* Start Information supplied *

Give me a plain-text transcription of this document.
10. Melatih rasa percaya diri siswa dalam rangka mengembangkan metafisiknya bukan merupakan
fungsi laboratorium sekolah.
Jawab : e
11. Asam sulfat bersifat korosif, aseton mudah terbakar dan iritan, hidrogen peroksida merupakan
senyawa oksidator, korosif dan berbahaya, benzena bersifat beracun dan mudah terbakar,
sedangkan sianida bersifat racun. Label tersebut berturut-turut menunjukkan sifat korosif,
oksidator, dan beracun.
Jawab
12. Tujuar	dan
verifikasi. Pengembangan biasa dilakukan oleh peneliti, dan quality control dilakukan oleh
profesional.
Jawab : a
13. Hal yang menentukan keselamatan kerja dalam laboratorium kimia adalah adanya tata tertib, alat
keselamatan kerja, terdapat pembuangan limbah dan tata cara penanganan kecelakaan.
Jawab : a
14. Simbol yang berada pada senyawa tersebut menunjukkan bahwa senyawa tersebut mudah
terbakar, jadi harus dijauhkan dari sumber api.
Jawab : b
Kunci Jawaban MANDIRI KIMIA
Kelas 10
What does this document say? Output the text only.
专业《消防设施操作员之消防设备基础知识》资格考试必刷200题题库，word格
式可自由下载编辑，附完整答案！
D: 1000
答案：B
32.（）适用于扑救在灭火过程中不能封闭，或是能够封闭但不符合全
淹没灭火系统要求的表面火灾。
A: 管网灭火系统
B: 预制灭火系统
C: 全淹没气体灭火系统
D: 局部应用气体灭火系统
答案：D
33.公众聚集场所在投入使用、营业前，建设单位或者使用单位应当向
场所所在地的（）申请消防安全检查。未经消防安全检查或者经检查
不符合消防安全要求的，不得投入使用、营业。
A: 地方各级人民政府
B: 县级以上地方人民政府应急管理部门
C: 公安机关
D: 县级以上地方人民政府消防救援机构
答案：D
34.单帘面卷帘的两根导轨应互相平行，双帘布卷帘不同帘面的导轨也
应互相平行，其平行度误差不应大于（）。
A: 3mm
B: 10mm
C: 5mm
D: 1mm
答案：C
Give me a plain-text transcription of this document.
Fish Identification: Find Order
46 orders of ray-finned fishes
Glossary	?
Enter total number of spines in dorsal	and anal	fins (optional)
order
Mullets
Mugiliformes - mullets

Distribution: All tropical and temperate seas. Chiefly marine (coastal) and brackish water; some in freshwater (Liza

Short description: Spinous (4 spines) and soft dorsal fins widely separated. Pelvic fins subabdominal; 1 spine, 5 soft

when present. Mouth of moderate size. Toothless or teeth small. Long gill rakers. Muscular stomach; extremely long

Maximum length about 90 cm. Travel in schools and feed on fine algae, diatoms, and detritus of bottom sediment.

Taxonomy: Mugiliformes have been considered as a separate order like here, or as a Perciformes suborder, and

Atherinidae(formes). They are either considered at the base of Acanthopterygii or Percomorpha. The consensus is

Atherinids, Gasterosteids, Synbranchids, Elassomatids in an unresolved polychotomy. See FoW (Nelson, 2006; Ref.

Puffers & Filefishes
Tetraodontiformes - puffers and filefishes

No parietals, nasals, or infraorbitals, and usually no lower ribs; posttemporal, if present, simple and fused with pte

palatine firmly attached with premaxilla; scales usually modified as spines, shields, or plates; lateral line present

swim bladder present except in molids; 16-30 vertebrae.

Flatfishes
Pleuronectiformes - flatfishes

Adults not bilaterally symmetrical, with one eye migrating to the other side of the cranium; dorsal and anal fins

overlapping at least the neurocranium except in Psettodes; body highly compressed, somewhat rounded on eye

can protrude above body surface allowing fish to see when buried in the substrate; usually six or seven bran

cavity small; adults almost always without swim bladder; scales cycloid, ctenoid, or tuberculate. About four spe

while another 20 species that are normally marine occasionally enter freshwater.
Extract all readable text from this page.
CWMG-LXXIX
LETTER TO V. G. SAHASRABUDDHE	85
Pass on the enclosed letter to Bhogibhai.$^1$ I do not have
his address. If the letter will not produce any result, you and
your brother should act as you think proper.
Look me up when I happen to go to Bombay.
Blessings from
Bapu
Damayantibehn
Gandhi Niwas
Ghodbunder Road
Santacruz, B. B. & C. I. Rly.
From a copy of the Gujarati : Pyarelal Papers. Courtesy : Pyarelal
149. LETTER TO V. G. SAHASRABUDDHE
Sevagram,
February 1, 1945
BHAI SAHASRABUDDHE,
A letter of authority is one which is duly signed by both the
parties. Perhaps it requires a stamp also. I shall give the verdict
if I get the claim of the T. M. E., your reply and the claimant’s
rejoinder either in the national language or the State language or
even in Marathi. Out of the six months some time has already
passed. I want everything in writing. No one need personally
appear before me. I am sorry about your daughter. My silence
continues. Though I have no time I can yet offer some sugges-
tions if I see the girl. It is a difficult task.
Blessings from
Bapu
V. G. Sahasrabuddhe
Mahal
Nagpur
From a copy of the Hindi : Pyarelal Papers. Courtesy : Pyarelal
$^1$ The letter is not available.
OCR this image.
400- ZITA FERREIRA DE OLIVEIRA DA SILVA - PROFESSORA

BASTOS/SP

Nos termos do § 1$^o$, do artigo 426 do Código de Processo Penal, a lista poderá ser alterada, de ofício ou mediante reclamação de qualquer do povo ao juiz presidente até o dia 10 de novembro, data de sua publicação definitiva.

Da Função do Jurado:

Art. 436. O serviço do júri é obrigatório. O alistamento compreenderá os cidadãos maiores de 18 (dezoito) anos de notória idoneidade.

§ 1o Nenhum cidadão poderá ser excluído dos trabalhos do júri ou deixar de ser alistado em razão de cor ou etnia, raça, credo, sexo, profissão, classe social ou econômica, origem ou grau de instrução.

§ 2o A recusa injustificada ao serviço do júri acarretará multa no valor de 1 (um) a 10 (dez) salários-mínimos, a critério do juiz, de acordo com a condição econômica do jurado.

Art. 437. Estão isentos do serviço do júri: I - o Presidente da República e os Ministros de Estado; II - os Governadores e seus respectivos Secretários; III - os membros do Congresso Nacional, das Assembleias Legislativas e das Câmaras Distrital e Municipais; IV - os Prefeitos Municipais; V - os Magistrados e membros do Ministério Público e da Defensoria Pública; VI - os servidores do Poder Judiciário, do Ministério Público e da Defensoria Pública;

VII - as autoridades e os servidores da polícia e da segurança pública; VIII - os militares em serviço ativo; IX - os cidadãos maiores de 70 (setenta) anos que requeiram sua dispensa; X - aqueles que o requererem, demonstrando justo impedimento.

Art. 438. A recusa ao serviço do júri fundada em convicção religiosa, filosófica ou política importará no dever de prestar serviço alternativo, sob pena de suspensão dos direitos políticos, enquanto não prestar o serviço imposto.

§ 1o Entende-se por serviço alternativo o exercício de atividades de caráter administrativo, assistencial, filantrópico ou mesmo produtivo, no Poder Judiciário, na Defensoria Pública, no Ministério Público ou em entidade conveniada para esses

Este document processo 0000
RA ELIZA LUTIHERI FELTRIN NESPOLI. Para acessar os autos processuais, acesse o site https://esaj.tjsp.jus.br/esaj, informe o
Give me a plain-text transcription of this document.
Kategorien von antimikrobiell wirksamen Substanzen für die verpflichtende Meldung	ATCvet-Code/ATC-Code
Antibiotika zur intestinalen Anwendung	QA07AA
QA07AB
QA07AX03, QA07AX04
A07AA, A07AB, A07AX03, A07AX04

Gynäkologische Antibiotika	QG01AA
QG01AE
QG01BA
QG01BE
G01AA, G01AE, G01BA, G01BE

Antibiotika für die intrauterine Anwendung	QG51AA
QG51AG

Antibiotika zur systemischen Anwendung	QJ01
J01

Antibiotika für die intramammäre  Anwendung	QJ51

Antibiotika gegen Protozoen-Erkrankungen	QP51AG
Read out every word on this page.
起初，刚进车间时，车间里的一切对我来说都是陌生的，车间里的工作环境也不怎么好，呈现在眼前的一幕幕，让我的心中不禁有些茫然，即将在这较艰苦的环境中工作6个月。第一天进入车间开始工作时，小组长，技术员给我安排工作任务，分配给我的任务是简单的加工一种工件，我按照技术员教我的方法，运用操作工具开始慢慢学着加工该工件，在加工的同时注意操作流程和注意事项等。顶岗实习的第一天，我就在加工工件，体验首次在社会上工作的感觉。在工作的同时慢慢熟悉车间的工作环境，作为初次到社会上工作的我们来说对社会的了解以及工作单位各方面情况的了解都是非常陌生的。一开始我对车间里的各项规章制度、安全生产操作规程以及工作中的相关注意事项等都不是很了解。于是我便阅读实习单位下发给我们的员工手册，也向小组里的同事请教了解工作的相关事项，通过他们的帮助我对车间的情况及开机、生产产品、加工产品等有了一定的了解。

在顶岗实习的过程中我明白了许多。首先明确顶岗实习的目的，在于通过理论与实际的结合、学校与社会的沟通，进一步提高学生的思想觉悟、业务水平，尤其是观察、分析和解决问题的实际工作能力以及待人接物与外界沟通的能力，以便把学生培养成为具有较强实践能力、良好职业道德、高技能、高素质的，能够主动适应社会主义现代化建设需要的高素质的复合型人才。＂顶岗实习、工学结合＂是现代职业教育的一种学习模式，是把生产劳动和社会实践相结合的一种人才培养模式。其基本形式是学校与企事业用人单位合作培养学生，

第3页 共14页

* End Information supplied *

**Requirements:** Look through the data and gather every line with the string "your" in it.

**Full answer:**
your brother should act as you think proper.
if I get the claim of the T. M. E., your reply and the claimant’s
appear before me. I am sorry about your daughter. My silence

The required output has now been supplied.